Your task is to output all the records below, word for word.

[Data records]
####################

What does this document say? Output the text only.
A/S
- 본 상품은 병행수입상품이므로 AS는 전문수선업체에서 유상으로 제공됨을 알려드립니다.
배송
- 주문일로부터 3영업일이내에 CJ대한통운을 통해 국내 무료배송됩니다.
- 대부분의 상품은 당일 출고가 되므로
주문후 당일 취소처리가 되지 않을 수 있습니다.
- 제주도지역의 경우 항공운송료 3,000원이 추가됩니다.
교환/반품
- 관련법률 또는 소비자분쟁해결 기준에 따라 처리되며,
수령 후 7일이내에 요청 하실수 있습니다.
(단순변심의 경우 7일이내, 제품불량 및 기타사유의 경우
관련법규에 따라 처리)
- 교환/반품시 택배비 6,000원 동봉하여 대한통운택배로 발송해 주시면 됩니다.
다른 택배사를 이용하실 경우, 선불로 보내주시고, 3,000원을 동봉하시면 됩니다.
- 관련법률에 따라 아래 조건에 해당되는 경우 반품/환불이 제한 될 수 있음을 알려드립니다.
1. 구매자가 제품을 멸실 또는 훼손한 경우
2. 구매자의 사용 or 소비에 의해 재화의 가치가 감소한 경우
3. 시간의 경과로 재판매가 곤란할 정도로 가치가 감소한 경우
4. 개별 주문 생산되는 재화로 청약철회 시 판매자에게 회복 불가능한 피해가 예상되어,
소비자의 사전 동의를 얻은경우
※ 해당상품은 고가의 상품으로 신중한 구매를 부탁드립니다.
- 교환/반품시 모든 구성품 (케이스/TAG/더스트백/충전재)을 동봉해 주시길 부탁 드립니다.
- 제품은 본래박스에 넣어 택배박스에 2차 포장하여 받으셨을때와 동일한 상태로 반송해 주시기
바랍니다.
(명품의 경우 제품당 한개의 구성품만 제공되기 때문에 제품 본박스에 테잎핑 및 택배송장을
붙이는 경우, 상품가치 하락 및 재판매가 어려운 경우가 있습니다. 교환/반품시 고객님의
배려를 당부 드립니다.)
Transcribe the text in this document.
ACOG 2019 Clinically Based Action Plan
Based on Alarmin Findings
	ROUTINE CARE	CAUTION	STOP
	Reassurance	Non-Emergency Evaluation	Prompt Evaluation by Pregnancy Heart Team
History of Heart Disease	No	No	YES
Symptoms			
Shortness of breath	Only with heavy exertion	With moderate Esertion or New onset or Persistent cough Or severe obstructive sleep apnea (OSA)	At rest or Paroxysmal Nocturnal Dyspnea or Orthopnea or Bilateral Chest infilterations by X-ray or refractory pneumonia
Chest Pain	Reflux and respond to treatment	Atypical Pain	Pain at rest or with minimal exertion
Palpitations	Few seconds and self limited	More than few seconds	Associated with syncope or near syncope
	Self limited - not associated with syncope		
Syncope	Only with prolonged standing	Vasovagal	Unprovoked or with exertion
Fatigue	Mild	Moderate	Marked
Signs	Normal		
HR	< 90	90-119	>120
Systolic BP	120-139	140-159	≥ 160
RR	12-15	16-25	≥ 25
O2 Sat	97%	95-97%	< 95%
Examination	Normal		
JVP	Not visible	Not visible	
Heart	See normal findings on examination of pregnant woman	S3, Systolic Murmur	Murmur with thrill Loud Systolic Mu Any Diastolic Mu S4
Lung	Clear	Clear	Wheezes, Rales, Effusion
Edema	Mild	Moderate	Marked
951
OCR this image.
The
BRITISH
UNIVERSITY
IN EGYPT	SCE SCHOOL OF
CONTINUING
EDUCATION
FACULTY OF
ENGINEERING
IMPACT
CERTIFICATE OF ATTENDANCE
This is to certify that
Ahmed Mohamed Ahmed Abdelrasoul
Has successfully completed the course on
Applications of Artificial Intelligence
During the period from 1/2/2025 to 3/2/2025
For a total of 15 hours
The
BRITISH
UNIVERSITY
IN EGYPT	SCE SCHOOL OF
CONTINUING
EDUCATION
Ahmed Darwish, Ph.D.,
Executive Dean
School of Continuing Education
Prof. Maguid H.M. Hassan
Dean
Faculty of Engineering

####################

→ EXPECTED OUTPUT
What does this document say? Output the text only.
A/S
- 본 상품은 병행수입상품이므로 AS는 전문수선업체에서 유상으로 제공됨을 알려드립니다.
배송
- 주문일로부터 3영업일이내에 CJ대한통운을 통해 국내 무료배송됩니다.
- 대부분의 상품은 당일 출고가 되므로
주문후 당일 취소처리가 되지 않을 수 있습니다.
- 제주도지역의 경우 항공운송료 3,000원이 추가됩니다.
교환/반품
- 관련법률 또는 소비자분쟁해결 기준에 따라 처리되며,
수령 후 7일이내에 요청 하실수 있습니다.
(단순변심의 경우 7일이내, 제품불량 및 기타사유의 경우
관련법규에 따라 처리)
- 교환/반품시 택배비 6,000원 동봉하여 대한통운택배로 발송해 주시면 됩니다.
다른 택배사를 이용하실 경우, 선불로 보내주시고, 3,000원을 동봉하시면 됩니다.
- 관련법률에 따라 아래 조건에 해당되는 경우 반품/환불이 제한 될 수 있음을 알려드립니다.
1. 구매자가 제품을 멸실 또는 훼손한 경우
2. 구매자의 사용 or 소비에 의해 재화의 가치가 감소한 경우
3. 시간의 경과로 재판매가 곤란할 정도로 가치가 감소한 경우
4. 개별 주문 생산되는 재화로 청약철회 시 판매자에게 회복 불가능한 피해가 예상되어,
소비자의 사전 동의를 얻은경우
※ 해당상품은 고가의 상품으로 신중한 구매를 부탁드립니다.
- 교환/반품시 모든 구성품 (케이스/TAG/더스트백/충전재)을 동봉해 주시길 부탁 드립니다.
- 제품은 본래박스에 넣어 택배박스에 2차 포장하여 받으셨을때와 동일한 상태로 반송해 주시기
바랍니다.
(명품의 경우 제품당 한개의 구성품만 제공되기 때문에 제품 본박스에 테잎핑 및 택배송장을
붙이는 경우, 상품가치 하락 및 재판매가 어려운 경우가 있습니다. 교환/반품시 고객님의
배려를 당부 드립니다.)
Transcribe the text in this document.
ACOG 2019 Clinically Based Action Plan
Based on Alarmin Findings
	ROUTINE CARE	CAUTION	STOP
	Reassurance	Non-Emergency Evaluation	Prompt Evaluation by Pregnancy Heart Team
History of Heart Disease	No	No	YES
Symptoms			
Shortness of breath	Only with heavy exertion	With moderate Esertion or New onset or Persistent cough Or severe obstructive sleep apnea (OSA)	At rest or Paroxysmal Nocturnal Dyspnea or Orthopnea or Bilateral Chest infilterations by X-ray or refractory pneumonia
Chest Pain	Reflux and respond to treatment	Atypical Pain	Pain at rest or with minimal exertion
Palpitations	Few seconds and self limited	More than few seconds	Associated with syncope or near syncope
	Self limited - not associated with syncope		
Syncope	Only with prolonged standing	Vasovagal	Unprovoked or with exertion
Fatigue	Mild	Moderate	Marked
Signs	Normal		
HR	< 90	90-119	>120
Systolic BP	120-139	140-159	≥ 160
RR	12-15	16-25	≥ 25
O2 Sat	97%	95-97%	< 95%
Examination	Normal		
JVP	Not visible	Not visible	
Heart	See normal findings on examination of pregnant woman	S3, Systolic Murmur	Murmur with thrill Loud Systolic Mu Any Diastolic Mu S4
Lung	Clear	Clear	Wheezes, Rales, Effusion
Edema	Mild	Moderate	Marked
951
OCR this image.
The
BRITISH
UNIVERSITY
IN EGYPT	SCE SCHOOL OF
CONTINUING
EDUCATION
FACULTY OF
ENGINEERING
IMPACT
CERTIFICATE OF ATTENDANCE
This is to certify that
Ahmed Mohamed Ahmed Abdelrasoul
Has successfully completed the course on
Applications of Artificial Intelligence
During the period from 1/2/2025 to 3/2/2025
For a total of 15 hours
The
BRITISH
UNIVERSITY
IN EGYPT	SCE SCHOOL OF
CONTINUING
EDUCATION
Ahmed Darwish, Ph.D.,
Executive Dean
School of Continuing Education
Prof. Maguid H.M. Hassan
Dean
Faculty of Engineering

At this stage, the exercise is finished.